GIVEN DATA:
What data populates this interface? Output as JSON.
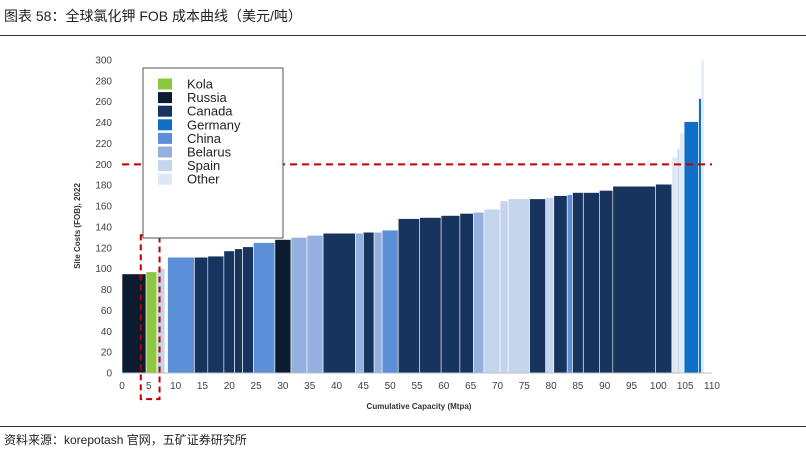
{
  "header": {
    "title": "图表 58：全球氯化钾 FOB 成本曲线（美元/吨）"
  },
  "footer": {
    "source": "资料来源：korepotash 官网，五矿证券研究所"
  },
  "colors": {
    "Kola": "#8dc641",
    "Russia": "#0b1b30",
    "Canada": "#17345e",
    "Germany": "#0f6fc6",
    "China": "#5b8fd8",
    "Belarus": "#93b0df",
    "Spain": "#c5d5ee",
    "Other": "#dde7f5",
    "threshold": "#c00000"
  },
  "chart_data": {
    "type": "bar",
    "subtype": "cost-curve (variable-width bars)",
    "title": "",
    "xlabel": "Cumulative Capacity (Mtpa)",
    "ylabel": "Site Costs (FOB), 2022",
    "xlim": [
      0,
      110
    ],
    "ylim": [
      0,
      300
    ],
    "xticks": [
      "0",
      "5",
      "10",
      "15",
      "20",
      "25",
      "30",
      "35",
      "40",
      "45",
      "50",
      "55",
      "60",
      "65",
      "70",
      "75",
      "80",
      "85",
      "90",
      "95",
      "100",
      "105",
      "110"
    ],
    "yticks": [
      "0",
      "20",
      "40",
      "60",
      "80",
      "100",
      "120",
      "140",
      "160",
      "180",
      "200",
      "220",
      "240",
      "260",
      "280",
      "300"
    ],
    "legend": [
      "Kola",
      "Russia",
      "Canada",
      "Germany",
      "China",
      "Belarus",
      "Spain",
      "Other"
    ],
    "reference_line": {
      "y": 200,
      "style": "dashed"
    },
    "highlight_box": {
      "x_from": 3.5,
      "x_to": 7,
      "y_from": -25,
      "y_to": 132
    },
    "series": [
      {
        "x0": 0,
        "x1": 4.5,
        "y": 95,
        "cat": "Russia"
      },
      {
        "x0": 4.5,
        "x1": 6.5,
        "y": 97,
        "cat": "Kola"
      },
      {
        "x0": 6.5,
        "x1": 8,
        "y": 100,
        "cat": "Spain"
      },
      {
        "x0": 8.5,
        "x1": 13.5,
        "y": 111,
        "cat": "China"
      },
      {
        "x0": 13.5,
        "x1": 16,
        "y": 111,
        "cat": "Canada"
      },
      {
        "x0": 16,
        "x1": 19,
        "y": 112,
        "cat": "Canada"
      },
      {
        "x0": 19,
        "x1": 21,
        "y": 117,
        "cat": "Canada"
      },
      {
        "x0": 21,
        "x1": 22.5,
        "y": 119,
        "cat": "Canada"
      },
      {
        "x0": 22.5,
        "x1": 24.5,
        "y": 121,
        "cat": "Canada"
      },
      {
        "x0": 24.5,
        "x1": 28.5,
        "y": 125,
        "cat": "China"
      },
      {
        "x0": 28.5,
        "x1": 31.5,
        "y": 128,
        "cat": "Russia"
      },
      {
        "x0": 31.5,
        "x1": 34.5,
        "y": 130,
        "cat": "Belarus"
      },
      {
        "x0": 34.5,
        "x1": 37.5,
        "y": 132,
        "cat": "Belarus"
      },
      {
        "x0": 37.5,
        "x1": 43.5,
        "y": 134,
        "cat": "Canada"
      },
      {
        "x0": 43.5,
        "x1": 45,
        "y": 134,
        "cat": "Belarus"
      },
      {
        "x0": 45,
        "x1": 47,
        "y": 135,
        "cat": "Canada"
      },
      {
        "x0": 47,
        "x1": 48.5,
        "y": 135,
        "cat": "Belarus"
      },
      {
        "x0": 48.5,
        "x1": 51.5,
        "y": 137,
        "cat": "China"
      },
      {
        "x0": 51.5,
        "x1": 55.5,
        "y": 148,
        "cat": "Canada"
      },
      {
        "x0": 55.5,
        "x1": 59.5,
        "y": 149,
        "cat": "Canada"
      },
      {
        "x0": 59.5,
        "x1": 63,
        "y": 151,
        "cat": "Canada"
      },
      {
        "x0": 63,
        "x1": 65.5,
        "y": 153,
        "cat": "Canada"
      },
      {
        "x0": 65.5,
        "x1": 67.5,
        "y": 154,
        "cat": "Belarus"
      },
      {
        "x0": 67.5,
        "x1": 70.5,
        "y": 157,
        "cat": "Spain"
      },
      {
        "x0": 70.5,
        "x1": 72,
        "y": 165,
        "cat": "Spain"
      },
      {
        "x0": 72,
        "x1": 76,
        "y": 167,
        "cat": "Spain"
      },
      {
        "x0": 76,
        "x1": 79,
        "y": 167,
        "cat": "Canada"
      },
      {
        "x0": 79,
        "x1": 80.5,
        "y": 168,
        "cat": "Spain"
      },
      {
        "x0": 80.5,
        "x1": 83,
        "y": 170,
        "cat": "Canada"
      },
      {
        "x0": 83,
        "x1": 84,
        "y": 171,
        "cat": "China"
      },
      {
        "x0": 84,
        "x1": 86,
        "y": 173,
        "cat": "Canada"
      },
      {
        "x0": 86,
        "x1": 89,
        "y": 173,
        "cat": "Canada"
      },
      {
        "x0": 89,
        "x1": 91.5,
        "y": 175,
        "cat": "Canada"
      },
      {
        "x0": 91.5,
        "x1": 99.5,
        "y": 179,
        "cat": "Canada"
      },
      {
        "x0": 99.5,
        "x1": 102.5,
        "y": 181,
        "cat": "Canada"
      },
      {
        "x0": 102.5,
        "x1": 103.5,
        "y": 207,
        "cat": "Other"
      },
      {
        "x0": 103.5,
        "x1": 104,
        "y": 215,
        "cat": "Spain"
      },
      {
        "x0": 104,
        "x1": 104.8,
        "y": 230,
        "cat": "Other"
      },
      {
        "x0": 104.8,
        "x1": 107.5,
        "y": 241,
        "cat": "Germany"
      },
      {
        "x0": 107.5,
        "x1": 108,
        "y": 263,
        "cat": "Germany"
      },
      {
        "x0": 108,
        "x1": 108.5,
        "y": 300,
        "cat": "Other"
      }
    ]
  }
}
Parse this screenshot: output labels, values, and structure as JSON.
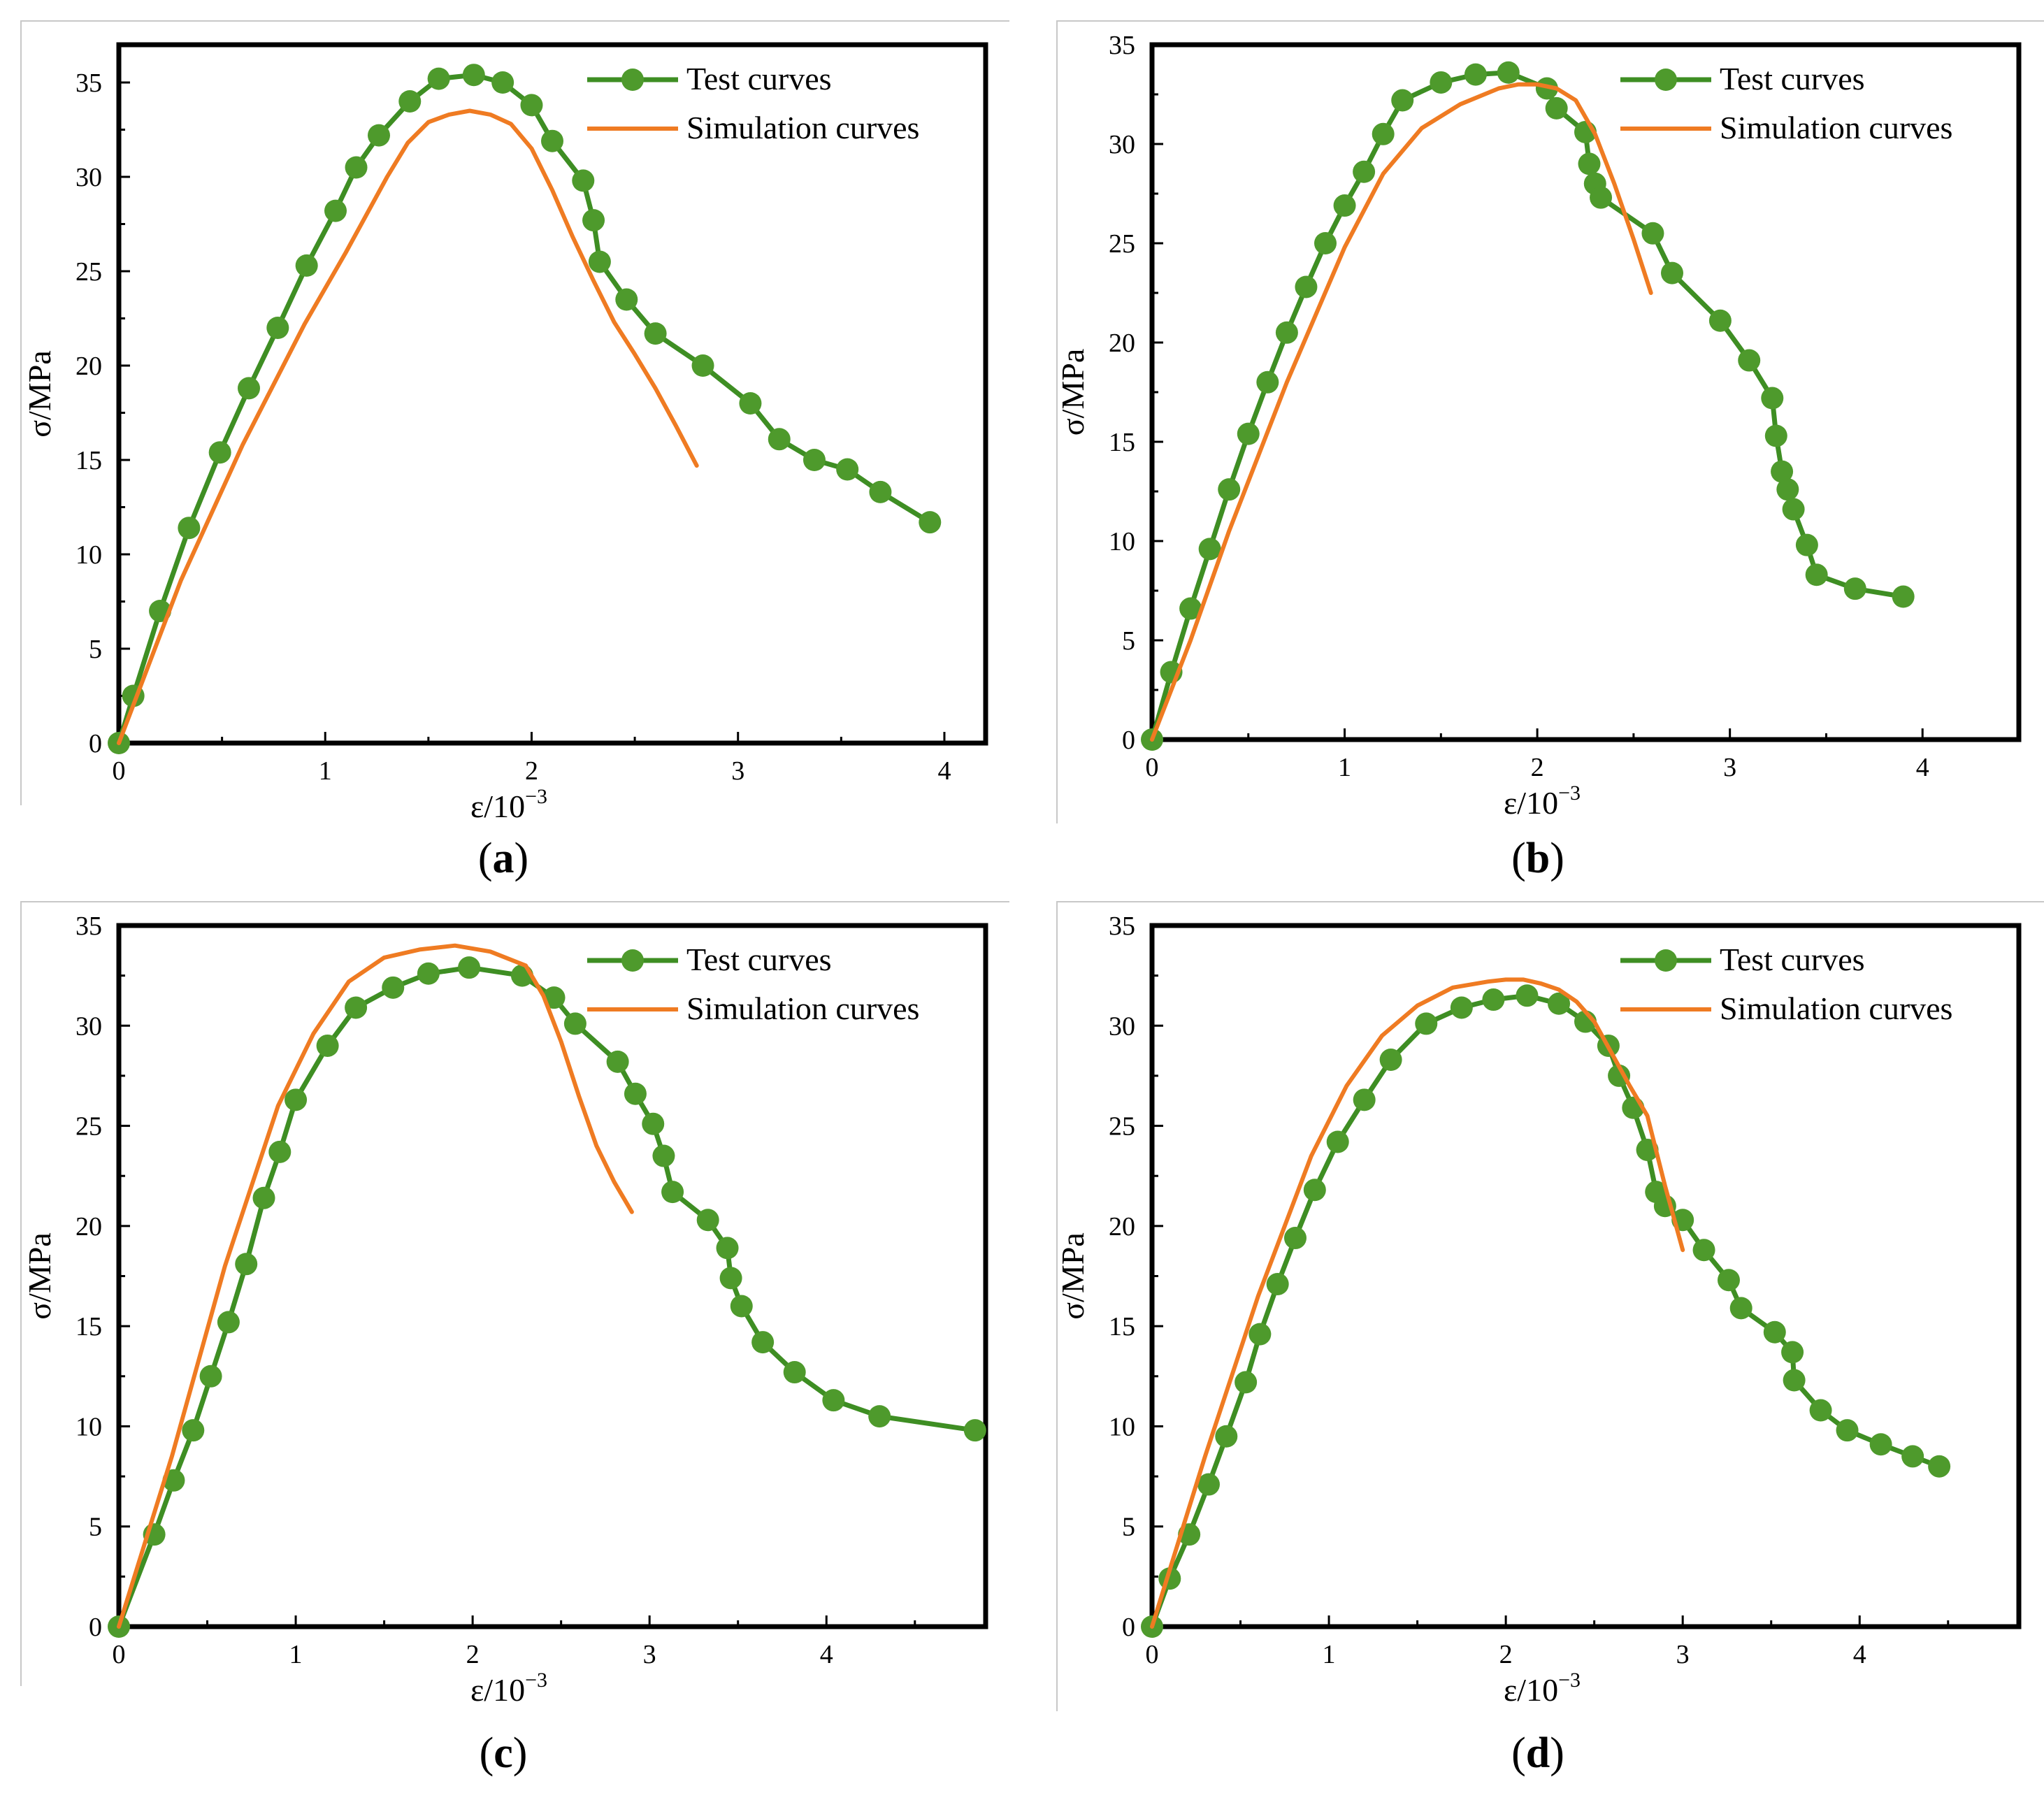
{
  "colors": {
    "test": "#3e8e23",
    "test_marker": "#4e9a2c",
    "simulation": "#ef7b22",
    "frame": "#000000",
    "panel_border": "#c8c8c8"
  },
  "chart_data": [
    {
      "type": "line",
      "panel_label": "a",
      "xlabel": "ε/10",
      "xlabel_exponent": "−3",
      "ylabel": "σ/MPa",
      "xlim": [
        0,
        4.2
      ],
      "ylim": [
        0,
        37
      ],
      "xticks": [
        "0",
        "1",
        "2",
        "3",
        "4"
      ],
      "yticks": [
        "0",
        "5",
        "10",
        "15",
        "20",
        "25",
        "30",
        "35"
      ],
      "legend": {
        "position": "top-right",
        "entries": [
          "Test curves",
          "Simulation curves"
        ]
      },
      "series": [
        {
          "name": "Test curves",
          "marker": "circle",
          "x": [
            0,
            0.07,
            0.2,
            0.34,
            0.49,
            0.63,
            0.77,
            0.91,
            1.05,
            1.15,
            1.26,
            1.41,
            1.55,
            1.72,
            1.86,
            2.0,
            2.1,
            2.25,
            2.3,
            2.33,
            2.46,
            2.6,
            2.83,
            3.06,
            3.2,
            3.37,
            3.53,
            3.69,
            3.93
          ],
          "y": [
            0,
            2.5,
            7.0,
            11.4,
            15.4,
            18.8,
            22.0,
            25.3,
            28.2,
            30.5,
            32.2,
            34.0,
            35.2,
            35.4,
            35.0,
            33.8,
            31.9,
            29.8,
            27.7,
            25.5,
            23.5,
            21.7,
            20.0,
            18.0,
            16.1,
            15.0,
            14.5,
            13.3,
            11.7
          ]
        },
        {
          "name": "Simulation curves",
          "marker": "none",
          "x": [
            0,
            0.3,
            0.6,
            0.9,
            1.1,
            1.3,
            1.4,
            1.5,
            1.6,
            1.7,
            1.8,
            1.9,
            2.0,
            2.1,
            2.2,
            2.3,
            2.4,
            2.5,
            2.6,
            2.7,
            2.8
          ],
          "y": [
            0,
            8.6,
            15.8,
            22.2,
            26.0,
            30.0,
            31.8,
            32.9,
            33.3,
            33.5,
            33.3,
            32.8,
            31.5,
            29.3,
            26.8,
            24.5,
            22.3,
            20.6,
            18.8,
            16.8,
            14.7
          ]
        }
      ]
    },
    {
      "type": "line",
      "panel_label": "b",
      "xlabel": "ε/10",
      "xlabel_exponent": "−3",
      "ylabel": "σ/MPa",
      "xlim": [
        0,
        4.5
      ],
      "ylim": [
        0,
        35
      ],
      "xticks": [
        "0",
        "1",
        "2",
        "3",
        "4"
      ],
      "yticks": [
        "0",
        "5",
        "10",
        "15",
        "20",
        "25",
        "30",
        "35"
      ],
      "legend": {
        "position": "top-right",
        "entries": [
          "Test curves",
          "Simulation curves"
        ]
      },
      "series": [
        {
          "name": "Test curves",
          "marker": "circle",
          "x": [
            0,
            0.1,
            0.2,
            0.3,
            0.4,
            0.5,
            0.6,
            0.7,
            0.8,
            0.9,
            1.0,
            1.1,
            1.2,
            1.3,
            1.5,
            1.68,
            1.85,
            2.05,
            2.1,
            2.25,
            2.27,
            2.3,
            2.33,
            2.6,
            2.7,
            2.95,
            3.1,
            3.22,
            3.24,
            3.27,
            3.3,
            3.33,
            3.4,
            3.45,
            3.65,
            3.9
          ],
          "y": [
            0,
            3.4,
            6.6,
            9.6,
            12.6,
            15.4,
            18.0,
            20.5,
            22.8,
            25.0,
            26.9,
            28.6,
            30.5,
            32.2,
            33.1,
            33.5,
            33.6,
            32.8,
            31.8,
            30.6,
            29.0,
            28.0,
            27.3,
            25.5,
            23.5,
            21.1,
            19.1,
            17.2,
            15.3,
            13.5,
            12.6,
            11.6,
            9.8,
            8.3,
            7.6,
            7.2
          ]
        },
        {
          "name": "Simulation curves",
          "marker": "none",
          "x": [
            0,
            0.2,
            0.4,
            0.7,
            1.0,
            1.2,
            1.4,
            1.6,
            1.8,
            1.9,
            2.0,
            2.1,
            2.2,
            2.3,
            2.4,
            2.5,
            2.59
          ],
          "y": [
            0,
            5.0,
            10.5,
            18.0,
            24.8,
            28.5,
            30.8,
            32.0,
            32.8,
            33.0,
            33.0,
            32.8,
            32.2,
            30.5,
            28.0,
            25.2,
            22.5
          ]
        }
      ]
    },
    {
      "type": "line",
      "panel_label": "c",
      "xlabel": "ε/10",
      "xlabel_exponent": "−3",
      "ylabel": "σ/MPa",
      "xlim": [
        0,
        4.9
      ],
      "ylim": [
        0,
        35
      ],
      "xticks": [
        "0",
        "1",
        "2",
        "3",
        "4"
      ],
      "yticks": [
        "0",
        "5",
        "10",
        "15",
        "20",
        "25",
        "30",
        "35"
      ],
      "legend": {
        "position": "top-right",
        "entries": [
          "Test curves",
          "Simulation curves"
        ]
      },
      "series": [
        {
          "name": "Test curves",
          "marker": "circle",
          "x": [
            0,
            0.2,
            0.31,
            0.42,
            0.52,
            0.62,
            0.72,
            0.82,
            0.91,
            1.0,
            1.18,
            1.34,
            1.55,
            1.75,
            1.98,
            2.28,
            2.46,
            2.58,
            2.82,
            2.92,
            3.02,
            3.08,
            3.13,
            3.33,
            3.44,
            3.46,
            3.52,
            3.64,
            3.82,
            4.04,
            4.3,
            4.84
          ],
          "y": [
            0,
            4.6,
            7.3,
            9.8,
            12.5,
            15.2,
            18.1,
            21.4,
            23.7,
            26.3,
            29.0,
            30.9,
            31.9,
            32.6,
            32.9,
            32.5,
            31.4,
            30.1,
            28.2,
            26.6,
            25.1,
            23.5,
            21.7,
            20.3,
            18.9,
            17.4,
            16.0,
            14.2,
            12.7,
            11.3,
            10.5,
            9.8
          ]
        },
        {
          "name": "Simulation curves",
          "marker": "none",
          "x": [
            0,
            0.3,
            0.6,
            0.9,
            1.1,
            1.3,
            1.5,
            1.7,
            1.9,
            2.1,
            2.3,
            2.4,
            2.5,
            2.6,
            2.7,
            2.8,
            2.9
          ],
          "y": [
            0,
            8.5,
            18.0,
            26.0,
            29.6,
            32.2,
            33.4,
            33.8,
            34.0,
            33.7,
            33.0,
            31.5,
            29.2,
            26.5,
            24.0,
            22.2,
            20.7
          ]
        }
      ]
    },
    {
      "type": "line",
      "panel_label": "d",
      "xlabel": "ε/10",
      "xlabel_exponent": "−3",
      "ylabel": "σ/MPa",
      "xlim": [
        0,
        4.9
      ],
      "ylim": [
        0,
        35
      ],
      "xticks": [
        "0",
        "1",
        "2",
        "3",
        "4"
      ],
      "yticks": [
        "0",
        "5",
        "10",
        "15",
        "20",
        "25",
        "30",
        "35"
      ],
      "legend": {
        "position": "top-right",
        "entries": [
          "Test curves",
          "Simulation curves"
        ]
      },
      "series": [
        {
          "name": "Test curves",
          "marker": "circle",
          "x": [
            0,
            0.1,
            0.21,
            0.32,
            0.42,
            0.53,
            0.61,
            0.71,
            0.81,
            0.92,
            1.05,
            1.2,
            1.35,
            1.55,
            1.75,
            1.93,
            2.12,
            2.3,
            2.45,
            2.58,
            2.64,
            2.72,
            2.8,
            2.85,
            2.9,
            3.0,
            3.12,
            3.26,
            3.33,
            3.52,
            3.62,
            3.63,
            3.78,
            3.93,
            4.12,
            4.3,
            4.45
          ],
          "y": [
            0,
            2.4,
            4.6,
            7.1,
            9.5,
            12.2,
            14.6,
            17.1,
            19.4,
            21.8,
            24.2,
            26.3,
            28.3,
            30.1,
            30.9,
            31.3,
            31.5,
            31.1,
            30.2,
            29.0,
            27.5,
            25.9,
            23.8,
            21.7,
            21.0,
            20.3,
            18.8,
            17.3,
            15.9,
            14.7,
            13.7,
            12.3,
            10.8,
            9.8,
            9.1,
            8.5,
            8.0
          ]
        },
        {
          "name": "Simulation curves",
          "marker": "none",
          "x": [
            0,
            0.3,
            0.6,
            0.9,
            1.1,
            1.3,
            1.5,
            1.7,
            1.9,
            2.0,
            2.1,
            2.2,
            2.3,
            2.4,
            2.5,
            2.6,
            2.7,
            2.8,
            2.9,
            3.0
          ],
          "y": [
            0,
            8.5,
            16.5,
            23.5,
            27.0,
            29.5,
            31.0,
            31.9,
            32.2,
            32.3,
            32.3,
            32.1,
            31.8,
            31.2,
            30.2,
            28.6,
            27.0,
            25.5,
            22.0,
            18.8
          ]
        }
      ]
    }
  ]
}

EXERCISE DETAILS:
Tally how many lines of the data include the word "this". Write the number and nothing else.

PROBLEM SOLUTION:
2